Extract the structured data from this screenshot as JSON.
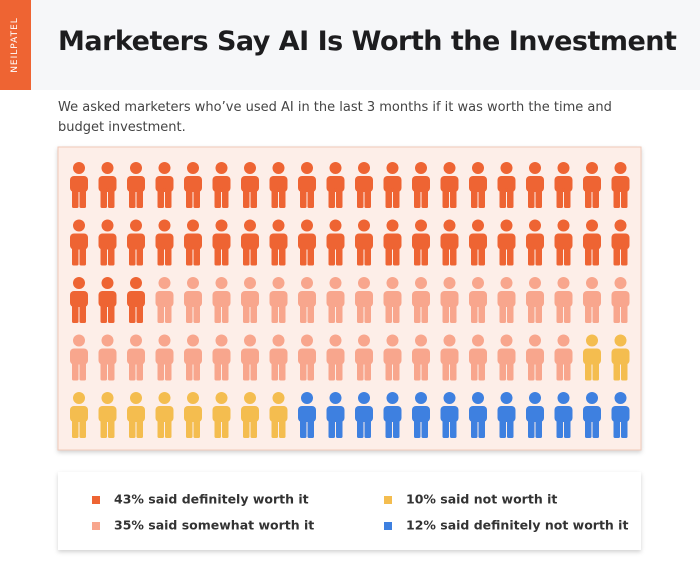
{
  "brand": "NEILPATEL",
  "chart_data": {
    "type": "pictogram",
    "title": "Marketers Say AI Is Worth the Investment",
    "subtitle": "We asked marketers who’ve used AI in the last 3 months if it was worth the time and budget investment.",
    "categories": [
      "43% said definitely worth it",
      "35% said somewhat worth it",
      "10% said not worth it",
      "12% said definitely not worth it"
    ],
    "values": [
      43,
      35,
      10,
      12
    ],
    "colors": [
      "#ee6433",
      "#f8a68d",
      "#f4bd4f",
      "#3e80e0"
    ]
  }
}
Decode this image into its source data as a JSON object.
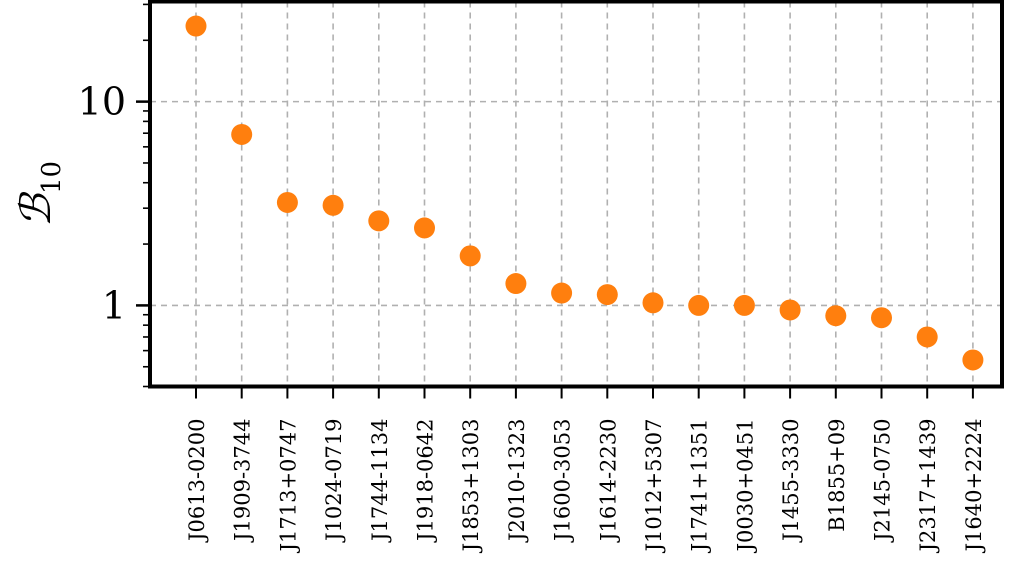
{
  "chart_data": {
    "type": "scatter",
    "title": "",
    "xlabel": "",
    "ylabel": "B10",
    "ylabel_script": "ℬ",
    "ylabel_subscript": "10",
    "yscale": "log",
    "ylim": [
      0.4,
      31
    ],
    "yticks": [
      {
        "value": 1,
        "label": "1"
      },
      {
        "value": 10,
        "label": "10"
      }
    ],
    "grid": true,
    "marker_color": "#ff7f0e",
    "categories": [
      "J0613-0200",
      "J1909-3744",
      "J1713+0747",
      "J1024-0719",
      "J1744-1134",
      "J1918-0642",
      "J1853+1303",
      "J2010-1323",
      "J1600-3053",
      "J1614-2230",
      "J1012+5307",
      "J1741+1351",
      "J0030+0451",
      "J1455-3330",
      "B1855+09",
      "J2145-0750",
      "J2317+1439",
      "J1640+2224"
    ],
    "values": [
      23.5,
      6.9,
      3.2,
      3.1,
      2.6,
      2.4,
      1.75,
      1.28,
      1.15,
      1.13,
      1.03,
      1.0,
      1.0,
      0.95,
      0.89,
      0.87,
      0.7,
      0.54
    ]
  }
}
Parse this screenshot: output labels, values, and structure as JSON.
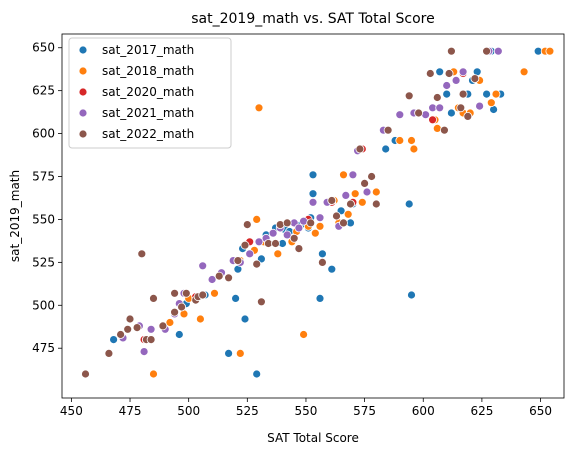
{
  "chart_data": {
    "type": "scatter",
    "title": "sat_2019_math vs. SAT Total Score",
    "xlabel": "SAT Total Score",
    "ylabel": "sat_2019_math",
    "xlim": [
      446,
      660
    ],
    "ylim": [
      446,
      658
    ],
    "xticks": [
      450,
      475,
      500,
      525,
      550,
      575,
      600,
      625,
      650
    ],
    "yticks": [
      475,
      500,
      525,
      550,
      575,
      600,
      625,
      650
    ],
    "grid": false,
    "legend_position": "top-left",
    "series": [
      {
        "name": "sat_2017_math",
        "color": "#1f77b4",
        "points": [
          [
            468,
            480
          ],
          [
            496,
            483
          ],
          [
            499,
            501
          ],
          [
            507,
            506
          ],
          [
            517,
            472
          ],
          [
            520,
            504
          ],
          [
            521,
            521
          ],
          [
            523,
            533
          ],
          [
            524,
            492
          ],
          [
            529,
            460
          ],
          [
            531,
            527
          ],
          [
            533,
            541
          ],
          [
            537,
            545
          ],
          [
            540,
            536
          ],
          [
            541,
            544
          ],
          [
            543,
            543
          ],
          [
            548,
            547
          ],
          [
            551,
            545
          ],
          [
            552,
            551
          ],
          [
            553,
            560
          ],
          [
            553,
            565
          ],
          [
            553,
            576
          ],
          [
            556,
            504
          ],
          [
            557,
            530
          ],
          [
            561,
            521
          ],
          [
            565,
            555
          ],
          [
            569,
            548
          ],
          [
            570,
            559
          ],
          [
            584,
            591
          ],
          [
            588,
            596
          ],
          [
            594,
            559
          ],
          [
            595,
            506
          ],
          [
            603,
            635
          ],
          [
            607,
            636
          ],
          [
            610,
            623
          ],
          [
            612,
            612
          ],
          [
            616,
            615
          ],
          [
            619,
            623
          ],
          [
            621,
            631
          ],
          [
            623,
            636
          ],
          [
            627,
            623
          ],
          [
            629,
            648
          ],
          [
            630,
            614
          ],
          [
            633,
            623
          ],
          [
            649,
            648
          ]
        ]
      },
      {
        "name": "sat_2018_math",
        "color": "#ff7f0e",
        "points": [
          [
            485,
            460
          ],
          [
            492,
            490
          ],
          [
            498,
            495
          ],
          [
            500,
            504
          ],
          [
            505,
            492
          ],
          [
            511,
            507
          ],
          [
            522,
            472
          ],
          [
            522,
            526
          ],
          [
            528,
            532
          ],
          [
            529,
            550
          ],
          [
            530,
            615
          ],
          [
            532,
            537
          ],
          [
            538,
            530
          ],
          [
            544,
            537
          ],
          [
            546,
            543
          ],
          [
            549,
            483
          ],
          [
            551,
            546
          ],
          [
            554,
            542
          ],
          [
            556,
            546
          ],
          [
            562,
            561
          ],
          [
            564,
            548
          ],
          [
            566,
            576
          ],
          [
            568,
            553
          ],
          [
            571,
            565
          ],
          [
            574,
            560
          ],
          [
            580,
            566
          ],
          [
            590,
            596
          ],
          [
            595,
            596
          ],
          [
            596,
            591
          ],
          [
            605,
            608
          ],
          [
            606,
            603
          ],
          [
            613,
            636
          ],
          [
            615,
            615
          ],
          [
            617,
            612
          ],
          [
            620,
            612
          ],
          [
            624,
            631
          ],
          [
            628,
            648
          ],
          [
            629,
            618
          ],
          [
            631,
            623
          ],
          [
            643,
            636
          ],
          [
            652,
            648
          ],
          [
            654,
            648
          ]
        ]
      },
      {
        "name": "sat_2020_math",
        "color": "#d62728",
        "points": [
          [
            481,
            480
          ],
          [
            503,
            505
          ],
          [
            526,
            537
          ],
          [
            551,
            550
          ],
          [
            561,
            560
          ],
          [
            570,
            560
          ],
          [
            574,
            591
          ],
          [
            604,
            608
          ],
          [
            617,
            635
          ],
          [
            628,
            648
          ]
        ]
      },
      {
        "name": "sat_2021_math",
        "color": "#9467bd",
        "points": [
          [
            472,
            481
          ],
          [
            479,
            488
          ],
          [
            481,
            473
          ],
          [
            482,
            480
          ],
          [
            484,
            486
          ],
          [
            490,
            486
          ],
          [
            494,
            495
          ],
          [
            496,
            501
          ],
          [
            498,
            507
          ],
          [
            506,
            523
          ],
          [
            510,
            515
          ],
          [
            514,
            519
          ],
          [
            519,
            526
          ],
          [
            522,
            525
          ],
          [
            526,
            530
          ],
          [
            530,
            537
          ],
          [
            533,
            539
          ],
          [
            536,
            542
          ],
          [
            539,
            545
          ],
          [
            542,
            541
          ],
          [
            545,
            548
          ],
          [
            547,
            545
          ],
          [
            549,
            549
          ],
          [
            553,
            560
          ],
          [
            556,
            551
          ],
          [
            559,
            560
          ],
          [
            561,
            561
          ],
          [
            564,
            546
          ],
          [
            567,
            564
          ],
          [
            570,
            576
          ],
          [
            572,
            590
          ],
          [
            576,
            566
          ],
          [
            583,
            602
          ],
          [
            590,
            611
          ],
          [
            596,
            612
          ],
          [
            601,
            611
          ],
          [
            604,
            615
          ],
          [
            607,
            615
          ],
          [
            610,
            628
          ],
          [
            614,
            631
          ],
          [
            617,
            636
          ],
          [
            624,
            616
          ],
          [
            628,
            648
          ],
          [
            632,
            648
          ]
        ]
      },
      {
        "name": "sat_2022_math",
        "color": "#8c564b",
        "points": [
          [
            456,
            460
          ],
          [
            466,
            472
          ],
          [
            471,
            483
          ],
          [
            474,
            486
          ],
          [
            475,
            492
          ],
          [
            478,
            487
          ],
          [
            480,
            530
          ],
          [
            482,
            480
          ],
          [
            484,
            480
          ],
          [
            485,
            504
          ],
          [
            489,
            488
          ],
          [
            494,
            496
          ],
          [
            494,
            507
          ],
          [
            497,
            499
          ],
          [
            499,
            507
          ],
          [
            503,
            503
          ],
          [
            504,
            505
          ],
          [
            506,
            506
          ],
          [
            513,
            517
          ],
          [
            517,
            516
          ],
          [
            521,
            526
          ],
          [
            524,
            535
          ],
          [
            525,
            547
          ],
          [
            529,
            524
          ],
          [
            531,
            502
          ],
          [
            534,
            536
          ],
          [
            537,
            536
          ],
          [
            539,
            547
          ],
          [
            542,
            548
          ],
          [
            545,
            539
          ],
          [
            547,
            533
          ],
          [
            552,
            548
          ],
          [
            557,
            525
          ],
          [
            561,
            561
          ],
          [
            563,
            552
          ],
          [
            566,
            548
          ],
          [
            569,
            559
          ],
          [
            573,
            591
          ],
          [
            575,
            571
          ],
          [
            578,
            575
          ],
          [
            580,
            559
          ],
          [
            585,
            602
          ],
          [
            594,
            622
          ],
          [
            598,
            612
          ],
          [
            603,
            635
          ],
          [
            606,
            621
          ],
          [
            609,
            602
          ],
          [
            611,
            635
          ],
          [
            612,
            648
          ],
          [
            616,
            615
          ],
          [
            617,
            623
          ],
          [
            619,
            610
          ],
          [
            622,
            632
          ],
          [
            627,
            648
          ]
        ]
      }
    ]
  }
}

:: Exercise description ::
Search the data for "Total" and list every line in which it occurs.

:: Solved exercise ::
    "title": "sat_2019_math vs. SAT Total Score",
    "xlabel": "SAT Total Score",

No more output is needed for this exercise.